Records start

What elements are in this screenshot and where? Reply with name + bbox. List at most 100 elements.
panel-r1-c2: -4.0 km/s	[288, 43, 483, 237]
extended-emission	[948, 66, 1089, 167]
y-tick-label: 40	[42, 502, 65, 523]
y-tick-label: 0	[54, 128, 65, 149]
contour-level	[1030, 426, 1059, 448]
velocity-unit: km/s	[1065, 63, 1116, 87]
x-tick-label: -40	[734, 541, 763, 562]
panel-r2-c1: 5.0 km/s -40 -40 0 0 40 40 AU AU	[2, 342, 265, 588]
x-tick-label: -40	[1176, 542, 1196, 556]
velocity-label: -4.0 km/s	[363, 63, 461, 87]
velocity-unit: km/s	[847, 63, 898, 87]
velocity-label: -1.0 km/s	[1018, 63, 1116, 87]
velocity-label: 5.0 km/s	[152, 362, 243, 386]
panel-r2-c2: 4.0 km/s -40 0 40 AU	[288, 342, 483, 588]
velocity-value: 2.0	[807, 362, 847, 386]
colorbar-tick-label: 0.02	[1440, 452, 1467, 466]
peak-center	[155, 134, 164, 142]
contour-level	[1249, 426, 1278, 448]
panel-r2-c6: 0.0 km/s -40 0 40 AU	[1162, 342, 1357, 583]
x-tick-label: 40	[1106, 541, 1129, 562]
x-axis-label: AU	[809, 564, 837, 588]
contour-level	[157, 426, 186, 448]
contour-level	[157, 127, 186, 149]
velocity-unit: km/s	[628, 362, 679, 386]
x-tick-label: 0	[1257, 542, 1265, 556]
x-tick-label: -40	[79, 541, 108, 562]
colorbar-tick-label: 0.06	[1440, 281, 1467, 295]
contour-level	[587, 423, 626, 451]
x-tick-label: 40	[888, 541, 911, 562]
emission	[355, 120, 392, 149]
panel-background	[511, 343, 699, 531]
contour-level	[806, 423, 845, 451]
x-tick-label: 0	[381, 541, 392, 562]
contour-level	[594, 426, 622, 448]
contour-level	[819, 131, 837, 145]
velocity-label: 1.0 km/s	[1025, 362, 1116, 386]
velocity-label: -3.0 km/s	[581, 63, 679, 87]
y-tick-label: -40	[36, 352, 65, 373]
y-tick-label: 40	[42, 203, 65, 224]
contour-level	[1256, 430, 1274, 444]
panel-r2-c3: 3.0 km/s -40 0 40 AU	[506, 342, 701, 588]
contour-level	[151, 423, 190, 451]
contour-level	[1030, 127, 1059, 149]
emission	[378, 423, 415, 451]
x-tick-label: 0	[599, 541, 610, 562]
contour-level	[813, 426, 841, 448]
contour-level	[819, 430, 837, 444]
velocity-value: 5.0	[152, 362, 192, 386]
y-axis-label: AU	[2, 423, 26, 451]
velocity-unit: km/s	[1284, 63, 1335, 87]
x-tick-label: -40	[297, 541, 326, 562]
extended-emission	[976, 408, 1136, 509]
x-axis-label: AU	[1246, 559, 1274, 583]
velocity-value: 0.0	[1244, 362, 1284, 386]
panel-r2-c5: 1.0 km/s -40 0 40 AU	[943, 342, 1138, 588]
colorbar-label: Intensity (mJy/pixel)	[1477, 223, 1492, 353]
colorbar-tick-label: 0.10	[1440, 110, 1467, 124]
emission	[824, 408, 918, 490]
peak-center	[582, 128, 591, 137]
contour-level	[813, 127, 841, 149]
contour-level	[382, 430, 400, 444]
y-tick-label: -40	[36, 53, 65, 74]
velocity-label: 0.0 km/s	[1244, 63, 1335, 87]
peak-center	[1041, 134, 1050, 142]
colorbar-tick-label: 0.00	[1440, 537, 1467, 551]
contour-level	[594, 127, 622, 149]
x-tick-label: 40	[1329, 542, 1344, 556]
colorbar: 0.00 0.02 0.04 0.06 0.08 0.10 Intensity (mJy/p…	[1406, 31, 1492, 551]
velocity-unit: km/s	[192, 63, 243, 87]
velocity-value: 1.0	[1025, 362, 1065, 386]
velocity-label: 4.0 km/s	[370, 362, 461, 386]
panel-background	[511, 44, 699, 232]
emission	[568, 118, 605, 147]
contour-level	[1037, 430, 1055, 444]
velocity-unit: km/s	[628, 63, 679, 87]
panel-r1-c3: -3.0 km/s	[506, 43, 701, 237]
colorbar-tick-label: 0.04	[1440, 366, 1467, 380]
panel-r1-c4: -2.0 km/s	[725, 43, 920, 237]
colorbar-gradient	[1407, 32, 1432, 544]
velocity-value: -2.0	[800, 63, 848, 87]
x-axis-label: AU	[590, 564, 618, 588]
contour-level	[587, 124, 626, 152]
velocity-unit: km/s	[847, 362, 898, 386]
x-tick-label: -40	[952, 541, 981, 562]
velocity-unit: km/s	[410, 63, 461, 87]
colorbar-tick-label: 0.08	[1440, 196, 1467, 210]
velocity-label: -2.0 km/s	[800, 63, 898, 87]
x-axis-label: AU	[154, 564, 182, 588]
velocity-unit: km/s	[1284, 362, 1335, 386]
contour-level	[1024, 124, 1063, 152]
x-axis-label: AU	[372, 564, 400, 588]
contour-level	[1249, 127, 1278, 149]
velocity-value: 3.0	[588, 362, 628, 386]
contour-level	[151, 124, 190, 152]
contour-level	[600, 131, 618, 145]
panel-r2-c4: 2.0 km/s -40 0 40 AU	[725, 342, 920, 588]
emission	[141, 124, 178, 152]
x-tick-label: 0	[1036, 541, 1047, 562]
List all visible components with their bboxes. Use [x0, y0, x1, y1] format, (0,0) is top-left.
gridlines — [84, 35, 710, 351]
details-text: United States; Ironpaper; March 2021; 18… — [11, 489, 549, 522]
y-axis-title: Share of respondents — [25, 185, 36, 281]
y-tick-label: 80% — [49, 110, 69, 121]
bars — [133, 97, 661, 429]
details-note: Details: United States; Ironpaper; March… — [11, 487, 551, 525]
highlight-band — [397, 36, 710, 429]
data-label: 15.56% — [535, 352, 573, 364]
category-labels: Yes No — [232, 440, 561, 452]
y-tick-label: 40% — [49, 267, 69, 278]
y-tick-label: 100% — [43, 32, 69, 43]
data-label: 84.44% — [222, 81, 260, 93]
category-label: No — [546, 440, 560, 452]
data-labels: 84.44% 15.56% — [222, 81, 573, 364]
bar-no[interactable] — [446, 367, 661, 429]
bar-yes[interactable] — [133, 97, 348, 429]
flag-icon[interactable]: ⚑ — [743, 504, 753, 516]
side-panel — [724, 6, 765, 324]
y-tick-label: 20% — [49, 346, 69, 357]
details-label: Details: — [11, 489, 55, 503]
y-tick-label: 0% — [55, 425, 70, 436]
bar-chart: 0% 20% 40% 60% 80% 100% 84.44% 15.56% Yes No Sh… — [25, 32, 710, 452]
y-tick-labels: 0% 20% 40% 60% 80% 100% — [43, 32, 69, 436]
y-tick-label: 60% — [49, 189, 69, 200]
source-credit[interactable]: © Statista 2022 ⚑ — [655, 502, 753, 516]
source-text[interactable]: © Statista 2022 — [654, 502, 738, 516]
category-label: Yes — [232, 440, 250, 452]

Records end

Express every line of the items above as a JSON list of strings, one string per line, leaving out blank lines.

> [Problem solution]
[
  "What elements are in this screenshot and where? Reply with name + bbox. List at most 100 elements.",
  "panel-r1-c2: -4.0 km/s\t[288, 43, 483, 237]",
  "extended-emission\t[948, 66, 1089, 167]",
  "y-tick-label: 40\t[42, 502, 65, 523]",
  "y-tick-label: 0\t[54, 128, 65, 149]",
  "contour-level\t[1030, 426, 1059, 448]",
  "velocity-unit: km/s\t[1065, 63, 1116, 87]",
  "x-tick-label: -40\t[734, 541, 763, 562]",
  "panel-r2-c1: 5.0 km/s -40 -40 0 0 40 40 AU AU\t[2, 342, 265, 588]",
  "x-tick-label: -40\t[1176, 542, 1196, 556]",
  "velocity-label: -4.0 km/s\t[363, 63, 461, 87]",
  "velocity-unit: km/s\t[847, 63, 898, 87]",
  "velocity-label: -1.0 km/s\t[1018, 63, 1116, 87]",
  "velocity-label: 5.0 km/s\t[152, 362, 243, 386]",
  "panel-r2-c2: 4.0 km/s -40 0 40 AU\t[288, 342, 483, 588]",
  "velocity-value: 2.0\t[807, 362, 847, 386]",
  "colorbar-tick-label: 0.02\t[1440, 452, 1467, 466]",
  "peak-center\t[155, 134, 164, 142]",
  "contour-level\t[1249, 426, 1278, 448]",
  "panel-r2-c6: 0.0 km/s -40 0 40 AU\t[1162, 342, 1357, 583]",
  "x-tick-label: 40\t[1106, 541, 1129, 562]",
  "x-axis-label: AU\t[809, 564, 837, 588]",
  "contour-level\t[157, 426, 186, 448]",
  "contour-level\t[157, 127, 186, 149]",
  "velocity-unit: km/s\t[628, 362, 679, 386]",
  "x-tick-label: 0\t[1257, 542, 1265, 556]",
  "x-tick-label: -40\t[79, 541, 108, 562]",
  "colorbar-tick-label: 0.06\t[1440, 281, 1467, 295]",
  "contour-level\t[587, 423, 626, 451]",
  "x-tick-label: 40\t[888, 541, 911, 562]",
  "emission\t[355, 120, 392, 149]",
  "panel-background\t[511, 343, 699, 531]",
  "contour-level\t[806, 423, 845, 451]",
  "x-tick-label: 0\t[381, 541, 392, 562]",
  "contour-level\t[594, 426, 622, 448]",
  "contour-level\t[819, 131, 837, 145]",
  "velocity-label: 1.0 km/s\t[1025, 362, 1116, 386]",
  "velocity-label: -3.0 km/s\t[581, 63, 679, 87]",
  "y-tick-label: -40\t[36, 352, 65, 373]",
  "y-tick-label: 40\t[42, 203, 65, 224]",
  "contour-level\t[1256, 430, 1274, 444]",
  "panel-r2-c3: 3.0 km/s -40 0 40 AU\t[506, 342, 701, 588]",
  "contour-level\t[151, 423, 190, 451]",
  "contour-level\t[1030, 127, 1059, 149]",
  "emission\t[378, 423, 415, 451]",
  "x-tick-label: 0\t[599, 541, 610, 562]",
  "contour-level\t[813, 426, 841, 448]",
  "contour-level\t[819, 430, 837, 444]",
  "velocity-value: 5.0\t[152, 362, 192, 386]",
  "y-axis-label: AU\t[2, 423, 26, 451]",
  "velocity-unit: km/s\t[1284, 63, 1335, 87]",
  "x-tick-label: -40\t[297, 541, 326, 562]",
  "extended-emission\t[976, 408, 1136, 509]",
  "x-axis-label: AU\t[1246, 559, 1274, 583]",
  "velocity-value: 0.0\t[1244, 362, 1284, 386]",
  "panel-r2-c5: 1.0 km/s -40 0 40 AU\t[943, 342, 1138, 588]",
  "colorbar-label: Intensity (mJy/pixel)\t[1477, 223, 1492, 353]",
  "colorbar-tick-label: 0.10\t[1440, 110, 1467, 124]",
  "emission\t[824, 408, 918, 490]",
  "peak-center\t[582, 128, 591, 137]",
  "contour-level\t[813, 127, 841, 149]",
  "contour-level\t[382, 430, 400, 444]",
  "y-tick-label: -40\t[36, 53, 65, 74]",
  "velocity-label: 0.0 km/s\t[1244, 63, 1335, 87]",
  "peak-center\t[1041, 134, 1050, 142]",
  "colorbar-tick-label: 0.00\t[1440, 537, 1467, 551]",
  "contour-level\t[594, 127, 622, 149]",
  "x-tick-label: 40\t[1329, 542, 1344, 556]",
  "colorbar: 0.00 0.02 0.04 0.06 0.08 0.10 Intensity (mJy/p…\t[1406, 31, 1492, 551]",
  "velocity-unit: km/s\t[192, 63, 243, 87]",
  "velocity-value: 1.0\t[1025, 362, 1065, 386]",
  "velocity-label: 4.0 km/s\t[370, 362, 461, 386]",
  "panel-background\t[511, 44, 699, 232]",
  "emission\t[568, 118, 605, 147]",
  "contour-level\t[1037, 430, 1055, 444]",
  "velocity-unit: km/s\t[628, 63, 679, 87]",
  "panel-r1-c3: -3.0 km/s\t[506, 43, 701, 237]",
  "colorbar-tick-label: 0.04\t[1440, 366, 1467, 380]",
  "panel-r1-c4: -2.0 km/s\t[725, 43, 920, 237]",
  "colorbar-gradient\t[1407, 32, 1432, 544]",
  "velocity-value: -2.0\t[800, 63, 848, 87]",
  "x-axis-label: AU\t[590, 564, 618, 588]",
  "contour-level\t[587, 124, 626, 152]",
  "velocity-unit: km/s\t[847, 362, 898, 386]",
  "x-tick-label: -40\t[952, 541, 981, 562]",
  "velocity-unit: km/s\t[410, 63, 461, 87]",
  "colorbar-tick-label: 0.08\t[1440, 196, 1467, 210]",
  "velocity-label: -2.0 km/s\t[800, 63, 898, 87]",
  "x-axis-label: AU\t[154, 564, 182, 588]",
  "velocity-unit: km/s\t[1284, 362, 1335, 386]",
  "contour-level\t[1024, 124, 1063, 152]",
  "x-axis-label: AU\t[372, 564, 400, 588]",
  "contour-level\t[1249, 127, 1278, 149]",
  "velocity-value: 3.0\t[588, 362, 628, 386]",
  "contour-level\t[151, 124, 190, 152]",
  "contour-level\t[600, 131, 618, 145]",
  "panel-r2-c4: 2.0 km/s -40 0 40 AU\t[725, 342, 920, 588]",
  "emission\t[141, 124, 178, 152]",
  "x-tick-label: 0\t[1036, 541, 1047, 562]",
  "List all visible components with their bboxes. Use [x0, y0, x1, y1] format, (0,0) is top-left.",
  "gridlines — [84, 35, 710, 351]",
  "details-text: United States; Ironpaper; March 2021; 18… — [11, 489, 549, 522]",
  "y-axis-title: Share of respondents — [25, 185, 36, 281]",
  "y-tick-label: 80% — [49, 110, 69, 121]",
  "bars — [133, 97, 661, 429]",
  "details-note: Details: United States; Ironpaper; March… — [11, 487, 551, 525]",
  "highlight-band — [397, 36, 710, 429]",
  "data-label: 15.56% — [535, 352, 573, 364]",
  "category-labels: Yes No — [232, 440, 561, 452]",
  "y-tick-label: 40% — [49, 267, 69, 278]",
  "y-tick-label: 100% — [43, 32, 69, 43]",
  "data-label: 84.44% — [222, 81, 260, 93]",
  "category-label: No — [546, 440, 560, 452]",
  "data-labels: 84.44% 15.56% — [222, 81, 573, 364]",
  "bar-no[interactable] — [446, 367, 661, 429]",
  "bar-yes[interactable] — [133, 97, 348, 429]",
  "flag-icon[interactable]: ⚑ — [743, 504, 753, 516]",
  "side-panel — [724, 6, 765, 324]",
  "y-tick-label: 20% — [49, 346, 69, 357]",
  "details-label: Details: — [11, 489, 55, 503]",
  "y-tick-label: 0% — [55, 425, 70, 436]",
  "bar-chart: 0% 20% 40% 60% 80% 100% 84.44% 15.56% Yes No Sh… — [25, 32, 710, 452]",
  "y-tick-labels: 0% 20% 40% 60% 80% 100% — [43, 32, 69, 436]",
  "y-tick-label: 60% — [49, 189, 69, 200]",
  "source-credit[interactable]: © Statista 2022 ⚑ — [655, 502, 753, 516]",
  "source-text[interactable]: © Statista 2022 — [654, 502, 738, 516]",
  "category-label: Yes — [232, 440, 250, 452]"
]